— Written task —
Your task is to transcribe all the entries exactly, excluding pictures.

-- start Dataset extract --

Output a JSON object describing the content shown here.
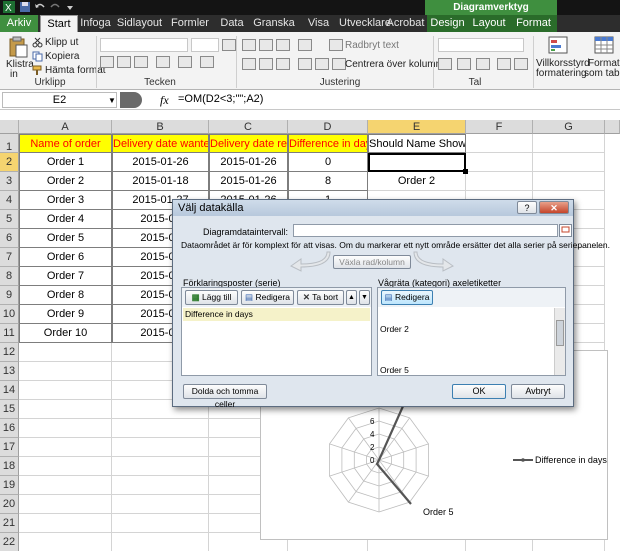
{
  "quick_access": [
    "excel-icon",
    "save-icon",
    "undo-icon",
    "redo-icon",
    "dropdown-icon"
  ],
  "context_tab_group": "Diagramverktyg",
  "tabs": [
    {
      "label": "Arkiv",
      "kind": "file"
    },
    {
      "label": "Start",
      "kind": "active"
    },
    {
      "label": "Infoga",
      "kind": ""
    },
    {
      "label": "Sidlayout",
      "kind": ""
    },
    {
      "label": "Formler",
      "kind": ""
    },
    {
      "label": "Data",
      "kind": ""
    },
    {
      "label": "Granska",
      "kind": ""
    },
    {
      "label": "Visa",
      "kind": ""
    },
    {
      "label": "Utvecklare",
      "kind": ""
    },
    {
      "label": "Acrobat",
      "kind": ""
    },
    {
      "label": "Design",
      "kind": "ctx"
    },
    {
      "label": "Layout",
      "kind": "ctx"
    },
    {
      "label": "Format",
      "kind": "ctx"
    }
  ],
  "ribbon": {
    "paste_label": "Klistra",
    "paste_label2": "in",
    "cut": "Klipp ut",
    "copy": "Kopiera",
    "format_painter": "Hämta format",
    "clipboard_group": "Urklipp",
    "font_group": "Tecken",
    "wrap_text": "Radbryt text",
    "merge_center": "Centrera över kolumner",
    "alignment_group": "Justering",
    "number_group": "Tal",
    "cond_format": "Villkorsstyrd",
    "cond_format2": "formatering",
    "format_table": "Formatera",
    "format_table2": "som tabell"
  },
  "formula_bar": {
    "name_box": "E2",
    "fx": "fx",
    "formula": "=OM(D2<3;\"\";A2)"
  },
  "columns": [
    "A",
    "B",
    "C",
    "D",
    "E",
    "F",
    "G"
  ],
  "rows": [
    "1",
    "2",
    "3",
    "4",
    "5",
    "6",
    "7",
    "8",
    "9",
    "10",
    "11",
    "12",
    "13",
    "14",
    "15",
    "16",
    "17",
    "18",
    "19",
    "20",
    "21",
    "22"
  ],
  "headers": [
    "Name of order",
    "Delivery date wanted",
    "Delivery date real",
    "Difference in days",
    "Should Name Show?"
  ],
  "table": [
    [
      "Order 1",
      "2015-01-26",
      "2015-01-26",
      "0",
      ""
    ],
    [
      "Order 2",
      "2015-01-18",
      "2015-01-26",
      "8",
      "Order 2"
    ],
    [
      "Order 3",
      "2015-01-27",
      "2015-01-26",
      "1",
      ""
    ],
    [
      "Order 4",
      "2015-01",
      "",
      "",
      ""
    ],
    [
      "Order 5",
      "2015-01",
      "",
      "",
      ""
    ],
    [
      "Order 6",
      "2015-01",
      "",
      "",
      ""
    ],
    [
      "Order 7",
      "2015-01",
      "",
      "",
      ""
    ],
    [
      "Order 8",
      "2015-01",
      "",
      "",
      ""
    ],
    [
      "Order 9",
      "2015-01",
      "",
      "",
      ""
    ],
    [
      "Order 10",
      "2015-01",
      "",
      "",
      ""
    ]
  ],
  "chart_data": {
    "type": "radar",
    "title": "",
    "tick_labels": [
      "0",
      "2",
      "4",
      "6"
    ],
    "category_labels_visible": [
      "Order 5"
    ],
    "series": [
      {
        "name": "Difference in days"
      }
    ]
  },
  "dialog": {
    "title": "Välj datakälla",
    "help": "?",
    "close": "✕",
    "range_label": "Diagramdataintervall:",
    "range_value": "",
    "info": "Dataområdet är för komplext för att visas. Om du markerar ett nytt område ersätter det alla serier på seriepanelen.",
    "switch": "Växla rad/kolumn",
    "legend_label": "Förklaringsposter (serie)",
    "axis_label": "Vågräta (kategori) axeletiketter",
    "add": "Lägg till",
    "edit": "Redigera",
    "remove": "Ta bort",
    "axis_edit": "Redigera",
    "series_items": [
      "Difference in days"
    ],
    "axis_items": [
      "Order 2",
      "Order 5"
    ],
    "hidden_cells": "Dolda och tomma celler",
    "ok": "OK",
    "cancel": "Avbryt"
  }
}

-- end Dataset extract --

— Response to this exercise —
Output a JSON object describing the content shown here.
{
  "quick_access": [
    "excel-icon",
    "save-icon",
    "undo-icon",
    "redo-icon",
    "dropdown-icon"
  ],
  "context_tab_group": "Diagramverktyg",
  "tabs": [
    {
      "label": "Arkiv",
      "kind": "file"
    },
    {
      "label": "Start",
      "kind": "active"
    },
    {
      "label": "Infoga",
      "kind": ""
    },
    {
      "label": "Sidlayout",
      "kind": ""
    },
    {
      "label": "Formler",
      "kind": ""
    },
    {
      "label": "Data",
      "kind": ""
    },
    {
      "label": "Granska",
      "kind": ""
    },
    {
      "label": "Visa",
      "kind": ""
    },
    {
      "label": "Utvecklare",
      "kind": ""
    },
    {
      "label": "Acrobat",
      "kind": ""
    },
    {
      "label": "Design",
      "kind": "ctx"
    },
    {
      "label": "Layout",
      "kind": "ctx"
    },
    {
      "label": "Format",
      "kind": "ctx"
    }
  ],
  "ribbon": {
    "paste_label": "Klistra",
    "paste_label2": "in",
    "cut": "Klipp ut",
    "copy": "Kopiera",
    "format_painter": "Hämta format",
    "clipboard_group": "Urklipp",
    "font_group": "Tecken",
    "wrap_text": "Radbryt text",
    "merge_center": "Centrera över kolumner",
    "alignment_group": "Justering",
    "number_group": "Tal",
    "cond_format": "Villkorsstyrd",
    "cond_format2": "formatering",
    "format_table": "Formatera",
    "format_table2": "som tabell"
  },
  "formula_bar": {
    "name_box": "E2",
    "fx": "fx",
    "formula": "=OM(D2<3;\"\";A2)"
  },
  "columns": [
    "A",
    "B",
    "C",
    "D",
    "E",
    "F",
    "G"
  ],
  "rows": [
    "1",
    "2",
    "3",
    "4",
    "5",
    "6",
    "7",
    "8",
    "9",
    "10",
    "11",
    "12",
    "13",
    "14",
    "15",
    "16",
    "17",
    "18",
    "19",
    "20",
    "21",
    "22"
  ],
  "headers": [
    "Name of order",
    "Delivery date wanted",
    "Delivery date real",
    "Difference in days",
    "Should Name Show?"
  ],
  "table": [
    [
      "Order 1",
      "2015-01-26",
      "2015-01-26",
      "0",
      ""
    ],
    [
      "Order 2",
      "2015-01-18",
      "2015-01-26",
      "8",
      "Order 2"
    ],
    [
      "Order 3",
      "2015-01-27",
      "2015-01-26",
      "1",
      ""
    ],
    [
      "Order 4",
      "2015-01",
      "",
      "",
      ""
    ],
    [
      "Order 5",
      "2015-01",
      "",
      "",
      ""
    ],
    [
      "Order 6",
      "2015-01",
      "",
      "",
      ""
    ],
    [
      "Order 7",
      "2015-01",
      "",
      "",
      ""
    ],
    [
      "Order 8",
      "2015-01",
      "",
      "",
      ""
    ],
    [
      "Order 9",
      "2015-01",
      "",
      "",
      ""
    ],
    [
      "Order 10",
      "2015-01",
      "",
      "",
      ""
    ]
  ],
  "chart_data": {
    "type": "radar",
    "title": "",
    "tick_labels": [
      "0",
      "2",
      "4",
      "6"
    ],
    "category_labels_visible": [
      "Order 5"
    ],
    "series": [
      {
        "name": "Difference in days"
      }
    ]
  },
  "dialog": {
    "title": "Välj datakälla",
    "help": "?",
    "close": "✕",
    "range_label": "Diagramdataintervall:",
    "range_value": "",
    "info": "Dataområdet är för komplext för att visas. Om du markerar ett nytt område ersätter det alla serier på seriepanelen.",
    "switch": "Växla rad/kolumn",
    "legend_label": "Förklaringsposter (serie)",
    "axis_label": "Vågräta (kategori) axeletiketter",
    "add": "Lägg till",
    "edit": "Redigera",
    "remove": "Ta bort",
    "axis_edit": "Redigera",
    "series_items": [
      "Difference in days"
    ],
    "axis_items": [
      "Order 2",
      "Order 5"
    ],
    "hidden_cells": "Dolda och tomma celler",
    "ok": "OK",
    "cancel": "Avbryt"
  }
}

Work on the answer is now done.